— Start —

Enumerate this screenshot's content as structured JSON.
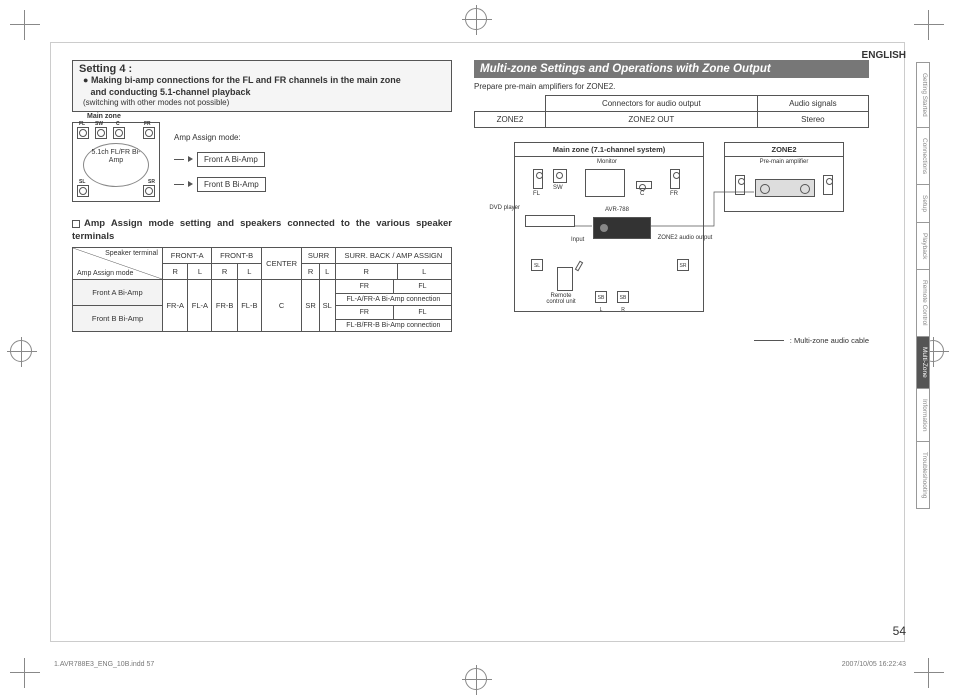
{
  "lang": "ENGLISH",
  "page_number": "54",
  "footer": {
    "file": "1.AVR788E3_ENG_10B.indd   57",
    "timestamp": "2007/10/05   16:22:43"
  },
  "setting4": {
    "title": "Setting 4 :",
    "subtitle_l1": "Making bi-amp connections for the FL and FR channels in the main zone",
    "subtitle_l2": "and conducting 5.1-channel playback",
    "note": "(switching with other modes not possible)"
  },
  "mainzone_small": {
    "label": "Main zone",
    "spk_labels": [
      "FL",
      "SW",
      "C",
      "FR",
      "SL",
      "SR"
    ],
    "center_text": "5.1ch\nFL/FR\nBi-Amp",
    "amp_mode_lbl": "Amp Assign mode:",
    "opt_a": "Front A Bi-Amp",
    "opt_b": "Front B Bi-Amp"
  },
  "amp_heading": "Amp Assign mode setting and speakers connected to the various speaker terminals",
  "table1": {
    "diag_top": "Speaker terminal",
    "diag_bottom": "Amp Assign mode",
    "h_frontA": "FRONT-A",
    "h_frontB": "FRONT-B",
    "h_center": "CENTER",
    "h_surr": "SURR",
    "h_sba": "SURR. BACK / AMP ASSIGN",
    "h_R": "R",
    "h_L": "L",
    "rows": [
      {
        "label": "Front A Bi-Amp",
        "sba_top_l": "FR",
        "sba_top_r": "FL",
        "sba_bot": "FL-A/FR-A Bi-Amp connection"
      },
      {
        "label": "Front B Bi-Amp",
        "sba_top_l": "FR",
        "sba_top_r": "FL",
        "sba_bot": "FL-B/FR-B Bi-Amp connection"
      }
    ],
    "mid": {
      "fra": "FR-A",
      "fla": "FL-A",
      "frb": "FR-B",
      "flb": "FL-B",
      "c": "C",
      "sr": "SR",
      "sl": "SL"
    }
  },
  "mzso": {
    "title": "Multi-zone Settings and Operations with Zone Output",
    "prep": "Prepare pre-main amplifiers for ZONE2.",
    "t2": {
      "h1": "Connectors for audio output",
      "h2": "Audio signals",
      "r1a": "ZONE2",
      "r1b": "ZONE2 OUT",
      "r1c": "Stereo"
    },
    "diagram": {
      "main_title": "Main zone (7.1-channel system)",
      "zone2_title": "ZONE2",
      "monitor": "Monitor",
      "fl": "FL",
      "sw": "SW",
      "fr": "FR",
      "sl": "SL",
      "sr": "SR",
      "sbl": "SB L",
      "sbr": "SB R",
      "dvd": "DVD player",
      "avr": "AVR-788",
      "input": "Input",
      "z2out": "ZONE2 audio output",
      "remote": "Remote control unit",
      "preamp": "Pre-main amplifier",
      "legend": ": Multi-zone audio cable"
    }
  },
  "tabs": [
    "Getting Started",
    "Connections",
    "Setup",
    "Playback",
    "Remote Control",
    "Multi-Zone",
    "Information",
    "Troubleshooting"
  ],
  "active_tab_index": 5,
  "colors": {
    "text": "#333333",
    "banner_bg": "#777777",
    "banner_fg": "#ffffff",
    "tab_active_bg": "#555555",
    "border": "#555555"
  }
}
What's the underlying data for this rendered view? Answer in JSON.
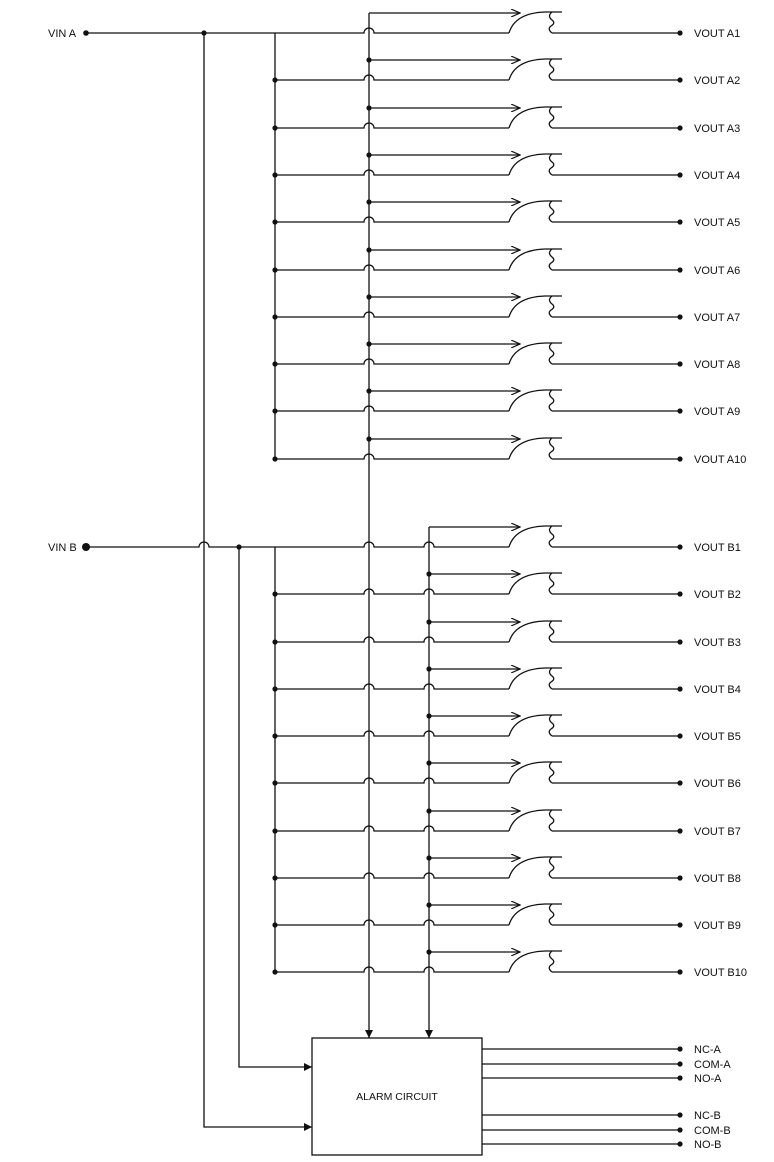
{
  "inputs": {
    "a": "VIN A",
    "b": "VIN B"
  },
  "outputs_a": [
    "VOUT A1",
    "VOUT A2",
    "VOUT A3",
    "VOUT A4",
    "VOUT A5",
    "VOUT A6",
    "VOUT A7",
    "VOUT A8",
    "VOUT A9",
    "VOUT A10"
  ],
  "outputs_b": [
    "VOUT B1",
    "VOUT B2",
    "VOUT B3",
    "VOUT B4",
    "VOUT B5",
    "VOUT B6",
    "VOUT B7",
    "VOUT B8",
    "VOUT B9",
    "VOUT B10"
  ],
  "alarm": {
    "label": "ALARM CIRCUIT",
    "outputs": [
      "NC-A",
      "COM-A",
      "NO-A",
      "NC-B",
      "COM-B",
      "NO-B"
    ]
  },
  "colors": {
    "line": "#111111",
    "background": "#ffffff"
  }
}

— End —

Output every entry exactly as given; pictures are not part of the copy.

Result:
Enumerate this screenshot's content as structured JSON.
{
  "lang": "ENGLISH",
  "page_number": "54",
  "footer": {
    "file": "1.AVR788E3_ENG_10B.indd   57",
    "timestamp": "2007/10/05   16:22:43"
  },
  "setting4": {
    "title": "Setting 4 :",
    "subtitle_l1": "Making bi-amp connections for the FL and FR channels in the main zone",
    "subtitle_l2": "and conducting 5.1-channel playback",
    "note": "(switching with other modes not possible)"
  },
  "mainzone_small": {
    "label": "Main zone",
    "spk_labels": [
      "FL",
      "SW",
      "C",
      "FR",
      "SL",
      "SR"
    ],
    "center_text": "5.1ch\nFL/FR\nBi-Amp",
    "amp_mode_lbl": "Amp Assign mode:",
    "opt_a": "Front A Bi-Amp",
    "opt_b": "Front B Bi-Amp"
  },
  "amp_heading": "Amp Assign mode setting and speakers connected to the various speaker terminals",
  "table1": {
    "diag_top": "Speaker terminal",
    "diag_bottom": "Amp Assign mode",
    "h_frontA": "FRONT-A",
    "h_frontB": "FRONT-B",
    "h_center": "CENTER",
    "h_surr": "SURR",
    "h_sba": "SURR. BACK / AMP ASSIGN",
    "h_R": "R",
    "h_L": "L",
    "rows": [
      {
        "label": "Front A Bi-Amp",
        "sba_top_l": "FR",
        "sba_top_r": "FL",
        "sba_bot": "FL-A/FR-A Bi-Amp connection"
      },
      {
        "label": "Front B Bi-Amp",
        "sba_top_l": "FR",
        "sba_top_r": "FL",
        "sba_bot": "FL-B/FR-B Bi-Amp connection"
      }
    ],
    "mid": {
      "fra": "FR-A",
      "fla": "FL-A",
      "frb": "FR-B",
      "flb": "FL-B",
      "c": "C",
      "sr": "SR",
      "sl": "SL"
    }
  },
  "mzso": {
    "title": "Multi-zone Settings and Operations with Zone Output",
    "prep": "Prepare pre-main amplifiers for ZONE2.",
    "t2": {
      "h1": "Connectors for audio output",
      "h2": "Audio signals",
      "r1a": "ZONE2",
      "r1b": "ZONE2 OUT",
      "r1c": "Stereo"
    },
    "diagram": {
      "main_title": "Main zone (7.1-channel system)",
      "zone2_title": "ZONE2",
      "monitor": "Monitor",
      "fl": "FL",
      "sw": "SW",
      "fr": "FR",
      "sl": "SL",
      "sr": "SR",
      "sbl": "SB L",
      "sbr": "SB R",
      "dvd": "DVD player",
      "avr": "AVR-788",
      "input": "Input",
      "z2out": "ZONE2 audio output",
      "remote": "Remote control unit",
      "preamp": "Pre-main amplifier",
      "legend": ": Multi-zone audio cable"
    }
  },
  "tabs": [
    "Getting Started",
    "Connections",
    "Setup",
    "Playback",
    "Remote Control",
    "Multi-Zone",
    "Information",
    "Troubleshooting"
  ],
  "active_tab_index": 5,
  "colors": {
    "text": "#333333",
    "banner_bg": "#777777",
    "banner_fg": "#ffffff",
    "tab_active_bg": "#555555",
    "border": "#555555"
  }
}
What's the underlying data for this rendered view? Answer in JSON.
{
  "inputs": {
    "a": "VIN A",
    "b": "VIN B"
  },
  "outputs_a": [
    "VOUT A1",
    "VOUT A2",
    "VOUT A3",
    "VOUT A4",
    "VOUT A5",
    "VOUT A6",
    "VOUT A7",
    "VOUT A8",
    "VOUT A9",
    "VOUT A10"
  ],
  "outputs_b": [
    "VOUT B1",
    "VOUT B2",
    "VOUT B3",
    "VOUT B4",
    "VOUT B5",
    "VOUT B6",
    "VOUT B7",
    "VOUT B8",
    "VOUT B9",
    "VOUT B10"
  ],
  "alarm": {
    "label": "ALARM CIRCUIT",
    "outputs": [
      "NC-A",
      "COM-A",
      "NO-A",
      "NC-B",
      "COM-B",
      "NO-B"
    ]
  },
  "colors": {
    "line": "#111111",
    "background": "#ffffff"
  }
}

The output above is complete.